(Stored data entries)
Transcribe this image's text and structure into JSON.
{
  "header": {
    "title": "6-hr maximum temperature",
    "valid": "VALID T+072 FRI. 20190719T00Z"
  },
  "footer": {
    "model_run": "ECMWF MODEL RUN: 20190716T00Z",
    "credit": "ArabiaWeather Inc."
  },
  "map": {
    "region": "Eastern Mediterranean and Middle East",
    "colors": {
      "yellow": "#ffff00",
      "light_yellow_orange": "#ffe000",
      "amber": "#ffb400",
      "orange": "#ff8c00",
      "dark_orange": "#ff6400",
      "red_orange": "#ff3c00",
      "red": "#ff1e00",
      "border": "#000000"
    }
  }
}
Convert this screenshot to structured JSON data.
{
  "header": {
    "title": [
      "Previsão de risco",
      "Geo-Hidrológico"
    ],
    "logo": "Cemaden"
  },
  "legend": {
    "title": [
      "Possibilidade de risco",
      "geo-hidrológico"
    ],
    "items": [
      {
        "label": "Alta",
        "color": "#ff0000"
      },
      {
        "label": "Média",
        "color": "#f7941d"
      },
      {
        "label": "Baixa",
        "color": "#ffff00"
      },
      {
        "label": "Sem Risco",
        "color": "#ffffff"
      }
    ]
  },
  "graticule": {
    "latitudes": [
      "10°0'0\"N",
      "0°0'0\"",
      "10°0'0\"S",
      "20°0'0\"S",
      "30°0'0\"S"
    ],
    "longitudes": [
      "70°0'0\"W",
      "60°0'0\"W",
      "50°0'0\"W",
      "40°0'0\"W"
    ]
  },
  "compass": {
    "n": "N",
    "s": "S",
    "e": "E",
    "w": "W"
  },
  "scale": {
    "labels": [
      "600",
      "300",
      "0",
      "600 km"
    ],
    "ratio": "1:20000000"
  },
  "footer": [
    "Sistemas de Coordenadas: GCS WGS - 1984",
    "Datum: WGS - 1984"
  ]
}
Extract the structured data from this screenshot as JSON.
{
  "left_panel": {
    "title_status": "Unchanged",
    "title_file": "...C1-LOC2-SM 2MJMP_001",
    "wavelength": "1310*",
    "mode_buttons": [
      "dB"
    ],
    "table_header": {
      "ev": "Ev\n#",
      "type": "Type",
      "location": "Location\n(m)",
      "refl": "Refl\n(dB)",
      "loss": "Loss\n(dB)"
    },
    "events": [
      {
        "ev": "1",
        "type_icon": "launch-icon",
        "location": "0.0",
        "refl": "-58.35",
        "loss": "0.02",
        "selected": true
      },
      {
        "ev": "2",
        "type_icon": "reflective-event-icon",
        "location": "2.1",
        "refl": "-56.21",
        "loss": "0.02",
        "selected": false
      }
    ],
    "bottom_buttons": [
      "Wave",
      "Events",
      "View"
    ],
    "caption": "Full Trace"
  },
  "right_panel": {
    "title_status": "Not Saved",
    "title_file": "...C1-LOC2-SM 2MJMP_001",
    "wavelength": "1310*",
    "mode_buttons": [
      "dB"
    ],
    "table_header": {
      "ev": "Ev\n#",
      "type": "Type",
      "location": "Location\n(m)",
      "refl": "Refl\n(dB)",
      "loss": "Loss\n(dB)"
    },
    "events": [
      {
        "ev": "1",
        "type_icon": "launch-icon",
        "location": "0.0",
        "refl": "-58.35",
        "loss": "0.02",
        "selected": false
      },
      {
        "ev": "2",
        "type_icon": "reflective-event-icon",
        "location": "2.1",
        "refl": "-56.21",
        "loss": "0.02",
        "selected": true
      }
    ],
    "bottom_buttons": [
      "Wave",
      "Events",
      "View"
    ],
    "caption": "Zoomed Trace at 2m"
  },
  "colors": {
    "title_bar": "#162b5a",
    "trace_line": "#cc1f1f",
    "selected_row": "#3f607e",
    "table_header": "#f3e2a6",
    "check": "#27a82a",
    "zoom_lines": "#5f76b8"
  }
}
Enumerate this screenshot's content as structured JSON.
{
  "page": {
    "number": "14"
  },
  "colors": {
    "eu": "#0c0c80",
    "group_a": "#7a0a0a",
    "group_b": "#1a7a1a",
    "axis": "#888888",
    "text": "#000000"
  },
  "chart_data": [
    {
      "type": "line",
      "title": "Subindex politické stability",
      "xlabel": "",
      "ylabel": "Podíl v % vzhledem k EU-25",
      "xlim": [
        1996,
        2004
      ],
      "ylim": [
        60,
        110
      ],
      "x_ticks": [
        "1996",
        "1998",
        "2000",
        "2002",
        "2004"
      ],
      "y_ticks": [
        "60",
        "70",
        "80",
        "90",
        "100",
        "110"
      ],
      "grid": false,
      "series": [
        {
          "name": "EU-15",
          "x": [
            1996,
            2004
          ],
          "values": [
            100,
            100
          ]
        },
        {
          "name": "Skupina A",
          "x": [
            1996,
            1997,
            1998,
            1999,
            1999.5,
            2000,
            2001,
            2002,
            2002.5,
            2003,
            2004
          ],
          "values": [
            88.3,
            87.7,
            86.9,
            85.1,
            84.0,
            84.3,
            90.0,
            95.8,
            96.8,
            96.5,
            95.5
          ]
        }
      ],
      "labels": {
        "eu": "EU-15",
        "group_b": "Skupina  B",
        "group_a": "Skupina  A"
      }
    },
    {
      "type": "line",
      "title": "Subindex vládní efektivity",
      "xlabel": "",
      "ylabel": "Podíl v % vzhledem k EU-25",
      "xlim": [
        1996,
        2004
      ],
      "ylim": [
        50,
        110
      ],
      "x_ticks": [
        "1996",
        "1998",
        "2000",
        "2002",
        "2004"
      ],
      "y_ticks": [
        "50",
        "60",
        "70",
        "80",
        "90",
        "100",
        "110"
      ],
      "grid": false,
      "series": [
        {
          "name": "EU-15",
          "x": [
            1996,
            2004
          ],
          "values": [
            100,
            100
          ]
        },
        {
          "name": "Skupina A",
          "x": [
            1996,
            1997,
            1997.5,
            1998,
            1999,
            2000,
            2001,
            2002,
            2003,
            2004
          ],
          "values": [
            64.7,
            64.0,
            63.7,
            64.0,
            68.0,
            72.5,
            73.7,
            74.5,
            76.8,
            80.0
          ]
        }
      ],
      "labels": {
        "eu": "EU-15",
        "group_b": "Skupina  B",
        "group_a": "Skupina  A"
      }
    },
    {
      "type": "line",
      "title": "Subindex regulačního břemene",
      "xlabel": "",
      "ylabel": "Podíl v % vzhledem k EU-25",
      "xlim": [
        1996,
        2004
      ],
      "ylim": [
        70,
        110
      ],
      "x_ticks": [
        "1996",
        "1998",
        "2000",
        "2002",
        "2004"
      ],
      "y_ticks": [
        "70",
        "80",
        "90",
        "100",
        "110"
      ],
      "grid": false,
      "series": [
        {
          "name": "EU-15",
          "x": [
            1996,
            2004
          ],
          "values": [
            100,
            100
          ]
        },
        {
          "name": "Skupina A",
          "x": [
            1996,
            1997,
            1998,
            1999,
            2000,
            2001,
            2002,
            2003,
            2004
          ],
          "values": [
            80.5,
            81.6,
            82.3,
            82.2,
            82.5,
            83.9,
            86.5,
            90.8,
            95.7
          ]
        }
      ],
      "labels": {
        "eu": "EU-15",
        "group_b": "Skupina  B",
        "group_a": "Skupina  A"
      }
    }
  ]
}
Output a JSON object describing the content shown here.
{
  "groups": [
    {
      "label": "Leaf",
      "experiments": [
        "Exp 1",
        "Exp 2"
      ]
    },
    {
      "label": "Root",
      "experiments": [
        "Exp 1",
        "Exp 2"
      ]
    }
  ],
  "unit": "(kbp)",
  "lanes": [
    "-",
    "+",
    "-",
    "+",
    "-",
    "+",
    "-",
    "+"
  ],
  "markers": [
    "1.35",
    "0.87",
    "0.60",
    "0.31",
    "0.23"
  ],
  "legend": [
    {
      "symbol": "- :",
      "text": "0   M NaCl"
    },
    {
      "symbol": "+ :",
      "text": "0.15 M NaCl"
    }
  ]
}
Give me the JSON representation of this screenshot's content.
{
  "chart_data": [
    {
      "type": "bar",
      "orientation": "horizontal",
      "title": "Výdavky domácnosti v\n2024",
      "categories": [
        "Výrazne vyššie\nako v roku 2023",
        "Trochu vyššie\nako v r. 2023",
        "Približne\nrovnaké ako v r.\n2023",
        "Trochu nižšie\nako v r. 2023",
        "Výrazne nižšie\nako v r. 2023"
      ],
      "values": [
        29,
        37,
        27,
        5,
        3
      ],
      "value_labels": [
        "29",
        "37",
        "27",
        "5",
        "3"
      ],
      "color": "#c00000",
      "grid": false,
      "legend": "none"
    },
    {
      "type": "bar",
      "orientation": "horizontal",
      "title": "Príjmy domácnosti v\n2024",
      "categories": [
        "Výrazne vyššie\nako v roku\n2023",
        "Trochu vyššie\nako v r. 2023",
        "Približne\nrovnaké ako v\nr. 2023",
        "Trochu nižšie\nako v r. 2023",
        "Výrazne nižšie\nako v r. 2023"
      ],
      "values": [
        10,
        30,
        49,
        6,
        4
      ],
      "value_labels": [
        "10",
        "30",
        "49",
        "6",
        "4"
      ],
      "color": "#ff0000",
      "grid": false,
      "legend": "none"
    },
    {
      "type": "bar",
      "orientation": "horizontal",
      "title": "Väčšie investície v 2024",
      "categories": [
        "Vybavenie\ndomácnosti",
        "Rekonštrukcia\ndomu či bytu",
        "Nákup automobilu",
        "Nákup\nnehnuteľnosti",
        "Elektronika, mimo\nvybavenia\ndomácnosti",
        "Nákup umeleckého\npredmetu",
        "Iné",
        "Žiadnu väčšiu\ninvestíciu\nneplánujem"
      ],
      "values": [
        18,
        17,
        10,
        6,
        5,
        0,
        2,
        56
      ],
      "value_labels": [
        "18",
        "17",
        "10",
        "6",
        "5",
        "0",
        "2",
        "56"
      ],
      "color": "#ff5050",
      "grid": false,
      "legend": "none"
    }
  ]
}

■ **EXERCISE BRIEF**: Search the entries for the word "JSON" and pick out every line that holds it.

■ **IN RESPONSE**:
Transcribe this image's text and structure into JSON.
Convert this screenshot to structured JSON data.
Extract the structured data from this screenshot as JSON.
Enumerate this screenshot's content as structured JSON.
Output a JSON object describing the content shown here.
Give me the JSON representation of this screenshot's content.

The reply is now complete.